Stated goal
Write out the listing below from the line containing "Reverse-engineer this chart into JSON." to its last line, unaltered, ends included.
□ □ □
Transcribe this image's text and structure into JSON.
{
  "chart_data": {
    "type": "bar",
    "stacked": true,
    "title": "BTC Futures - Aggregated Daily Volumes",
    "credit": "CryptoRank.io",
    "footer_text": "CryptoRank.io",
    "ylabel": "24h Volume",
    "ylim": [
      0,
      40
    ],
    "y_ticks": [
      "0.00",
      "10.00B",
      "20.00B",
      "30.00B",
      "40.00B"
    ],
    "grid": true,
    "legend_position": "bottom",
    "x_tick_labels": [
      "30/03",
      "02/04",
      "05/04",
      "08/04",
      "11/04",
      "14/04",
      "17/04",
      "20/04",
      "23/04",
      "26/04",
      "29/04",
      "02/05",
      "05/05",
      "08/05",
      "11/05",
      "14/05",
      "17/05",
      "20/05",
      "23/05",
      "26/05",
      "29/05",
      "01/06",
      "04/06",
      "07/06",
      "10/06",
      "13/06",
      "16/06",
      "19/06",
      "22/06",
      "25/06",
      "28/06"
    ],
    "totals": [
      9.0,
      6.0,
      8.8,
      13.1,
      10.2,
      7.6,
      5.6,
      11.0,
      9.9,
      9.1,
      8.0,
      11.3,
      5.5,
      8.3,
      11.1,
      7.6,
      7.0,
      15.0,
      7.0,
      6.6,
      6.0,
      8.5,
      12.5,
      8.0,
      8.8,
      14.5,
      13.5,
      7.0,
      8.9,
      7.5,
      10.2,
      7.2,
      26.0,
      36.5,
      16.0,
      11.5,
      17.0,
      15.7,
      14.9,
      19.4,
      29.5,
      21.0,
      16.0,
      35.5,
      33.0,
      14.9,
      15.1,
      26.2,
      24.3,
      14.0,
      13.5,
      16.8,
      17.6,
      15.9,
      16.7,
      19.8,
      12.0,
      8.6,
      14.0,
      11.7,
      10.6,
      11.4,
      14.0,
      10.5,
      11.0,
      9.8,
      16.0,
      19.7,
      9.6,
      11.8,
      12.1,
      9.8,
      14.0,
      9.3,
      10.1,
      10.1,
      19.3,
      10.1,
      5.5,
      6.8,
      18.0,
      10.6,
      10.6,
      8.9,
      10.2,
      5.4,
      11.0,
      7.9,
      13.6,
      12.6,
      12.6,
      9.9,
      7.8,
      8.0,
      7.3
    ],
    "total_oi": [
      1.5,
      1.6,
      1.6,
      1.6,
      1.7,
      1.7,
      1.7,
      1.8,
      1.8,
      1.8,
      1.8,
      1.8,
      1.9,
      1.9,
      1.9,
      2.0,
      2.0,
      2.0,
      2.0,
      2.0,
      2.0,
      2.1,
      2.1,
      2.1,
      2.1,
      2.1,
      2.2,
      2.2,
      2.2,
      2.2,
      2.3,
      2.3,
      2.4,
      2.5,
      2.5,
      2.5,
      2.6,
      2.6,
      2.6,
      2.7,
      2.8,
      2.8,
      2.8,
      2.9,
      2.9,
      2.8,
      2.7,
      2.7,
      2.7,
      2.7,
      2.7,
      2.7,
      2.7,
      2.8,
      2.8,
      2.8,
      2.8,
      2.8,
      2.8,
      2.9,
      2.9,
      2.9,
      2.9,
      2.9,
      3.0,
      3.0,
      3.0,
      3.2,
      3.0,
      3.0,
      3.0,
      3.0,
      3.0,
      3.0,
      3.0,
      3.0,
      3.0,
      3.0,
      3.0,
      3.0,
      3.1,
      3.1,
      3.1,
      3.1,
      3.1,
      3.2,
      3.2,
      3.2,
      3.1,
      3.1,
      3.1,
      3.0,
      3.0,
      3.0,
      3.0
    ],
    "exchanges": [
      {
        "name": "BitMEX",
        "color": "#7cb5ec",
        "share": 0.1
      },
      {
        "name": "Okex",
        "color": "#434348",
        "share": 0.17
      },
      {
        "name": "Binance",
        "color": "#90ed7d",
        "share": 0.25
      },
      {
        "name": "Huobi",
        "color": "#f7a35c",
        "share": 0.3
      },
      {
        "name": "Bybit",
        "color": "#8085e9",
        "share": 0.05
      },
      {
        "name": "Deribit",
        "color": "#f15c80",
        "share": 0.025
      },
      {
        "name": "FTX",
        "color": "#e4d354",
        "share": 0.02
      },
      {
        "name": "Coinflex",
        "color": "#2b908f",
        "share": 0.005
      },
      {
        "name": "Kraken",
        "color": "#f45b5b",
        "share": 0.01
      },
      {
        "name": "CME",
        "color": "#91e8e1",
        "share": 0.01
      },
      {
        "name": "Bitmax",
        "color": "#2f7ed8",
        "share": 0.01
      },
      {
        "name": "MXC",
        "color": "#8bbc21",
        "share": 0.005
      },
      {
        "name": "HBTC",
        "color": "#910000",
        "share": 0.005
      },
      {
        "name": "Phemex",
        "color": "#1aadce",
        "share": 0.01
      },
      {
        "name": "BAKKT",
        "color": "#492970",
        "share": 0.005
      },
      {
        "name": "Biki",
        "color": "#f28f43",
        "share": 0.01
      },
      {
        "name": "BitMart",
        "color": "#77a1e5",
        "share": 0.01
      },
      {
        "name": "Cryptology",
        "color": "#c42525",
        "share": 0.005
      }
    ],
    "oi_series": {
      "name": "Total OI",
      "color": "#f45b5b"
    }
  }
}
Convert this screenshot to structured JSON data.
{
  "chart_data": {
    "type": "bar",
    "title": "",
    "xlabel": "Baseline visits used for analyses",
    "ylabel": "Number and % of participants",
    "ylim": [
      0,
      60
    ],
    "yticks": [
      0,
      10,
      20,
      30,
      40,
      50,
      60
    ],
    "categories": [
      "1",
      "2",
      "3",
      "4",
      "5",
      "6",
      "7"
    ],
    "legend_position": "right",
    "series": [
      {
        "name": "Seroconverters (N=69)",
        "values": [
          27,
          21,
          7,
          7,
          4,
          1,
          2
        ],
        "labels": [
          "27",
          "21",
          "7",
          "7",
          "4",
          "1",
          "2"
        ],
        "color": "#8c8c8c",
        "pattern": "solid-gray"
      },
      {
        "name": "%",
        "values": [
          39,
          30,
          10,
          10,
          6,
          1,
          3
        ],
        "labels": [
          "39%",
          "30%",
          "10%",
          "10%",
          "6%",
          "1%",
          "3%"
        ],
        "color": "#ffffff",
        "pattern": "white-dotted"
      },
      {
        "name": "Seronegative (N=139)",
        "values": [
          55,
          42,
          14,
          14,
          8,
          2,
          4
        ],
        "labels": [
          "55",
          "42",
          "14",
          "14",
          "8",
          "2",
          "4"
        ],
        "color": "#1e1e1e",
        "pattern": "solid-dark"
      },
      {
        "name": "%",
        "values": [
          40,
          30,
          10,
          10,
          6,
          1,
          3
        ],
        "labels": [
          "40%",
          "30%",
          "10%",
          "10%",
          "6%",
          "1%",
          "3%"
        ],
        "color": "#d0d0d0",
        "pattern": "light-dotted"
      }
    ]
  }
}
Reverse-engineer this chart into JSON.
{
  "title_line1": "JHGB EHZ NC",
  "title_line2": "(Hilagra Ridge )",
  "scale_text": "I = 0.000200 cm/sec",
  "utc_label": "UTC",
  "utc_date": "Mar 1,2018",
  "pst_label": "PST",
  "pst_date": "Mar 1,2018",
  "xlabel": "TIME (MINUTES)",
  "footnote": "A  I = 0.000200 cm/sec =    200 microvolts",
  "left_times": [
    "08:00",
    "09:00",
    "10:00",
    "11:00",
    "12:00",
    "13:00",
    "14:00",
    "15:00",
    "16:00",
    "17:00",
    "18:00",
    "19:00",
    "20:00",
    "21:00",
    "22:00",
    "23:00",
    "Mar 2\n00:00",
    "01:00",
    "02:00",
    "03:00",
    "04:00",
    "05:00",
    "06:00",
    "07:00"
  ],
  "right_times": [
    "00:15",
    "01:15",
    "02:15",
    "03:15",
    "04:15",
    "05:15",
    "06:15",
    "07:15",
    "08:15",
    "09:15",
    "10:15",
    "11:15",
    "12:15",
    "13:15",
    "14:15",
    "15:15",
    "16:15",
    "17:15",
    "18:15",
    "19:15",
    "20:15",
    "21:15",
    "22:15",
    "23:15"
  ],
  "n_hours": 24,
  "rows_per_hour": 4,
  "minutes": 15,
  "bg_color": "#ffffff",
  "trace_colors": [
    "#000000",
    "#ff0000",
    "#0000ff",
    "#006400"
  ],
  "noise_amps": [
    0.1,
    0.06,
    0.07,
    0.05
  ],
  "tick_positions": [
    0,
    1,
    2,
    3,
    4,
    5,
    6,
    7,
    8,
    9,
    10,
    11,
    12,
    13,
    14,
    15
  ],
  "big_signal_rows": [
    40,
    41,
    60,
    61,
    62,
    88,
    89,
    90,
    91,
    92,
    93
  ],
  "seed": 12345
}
□ □ □
Solution for this exercise
Reverse-engineer this chart into JSON.
{
  "title_line1": "JHGB EHZ NC",
  "title_line2": "(Hilagra Ridge )",
  "scale_text": "I = 0.000200 cm/sec",
  "utc_label": "UTC",
  "utc_date": "Mar 1,2018",
  "pst_label": "PST",
  "pst_date": "Mar 1,2018",
  "xlabel": "TIME (MINUTES)",
  "footnote": "A  I = 0.000200 cm/sec =    200 microvolts",
  "left_times": [
    "08:00",
    "09:00",
    "10:00",
    "11:00",
    "12:00",
    "13:00",
    "14:00",
    "15:00",
    "16:00",
    "17:00",
    "18:00",
    "19:00",
    "20:00",
    "21:00",
    "22:00",
    "23:00",
    "Mar 2\n00:00",
    "01:00",
    "02:00",
    "03:00",
    "04:00",
    "05:00",
    "06:00",
    "07:00"
  ],
  "right_times": [
    "00:15",
    "01:15",
    "02:15",
    "03:15",
    "04:15",
    "05:15",
    "06:15",
    "07:15",
    "08:15",
    "09:15",
    "10:15",
    "11:15",
    "12:15",
    "13:15",
    "14:15",
    "15:15",
    "16:15",
    "17:15",
    "18:15",
    "19:15",
    "20:15",
    "21:15",
    "22:15",
    "23:15"
  ],
  "n_hours": 24,
  "rows_per_hour": 4,
  "minutes": 15,
  "bg_color": "#ffffff",
  "trace_colors": [
    "#000000",
    "#ff0000",
    "#0000ff",
    "#006400"
  ],
  "noise_amps": [
    0.1,
    0.06,
    0.07,
    0.05
  ],
  "tick_positions": [
    0,
    1,
    2,
    3,
    4,
    5,
    6,
    7,
    8,
    9,
    10,
    11,
    12,
    13,
    14,
    15
  ],
  "big_signal_rows": [
    40,
    41,
    60,
    61,
    62,
    88,
    89,
    90,
    91,
    92,
    93
  ],
  "seed": 12345
}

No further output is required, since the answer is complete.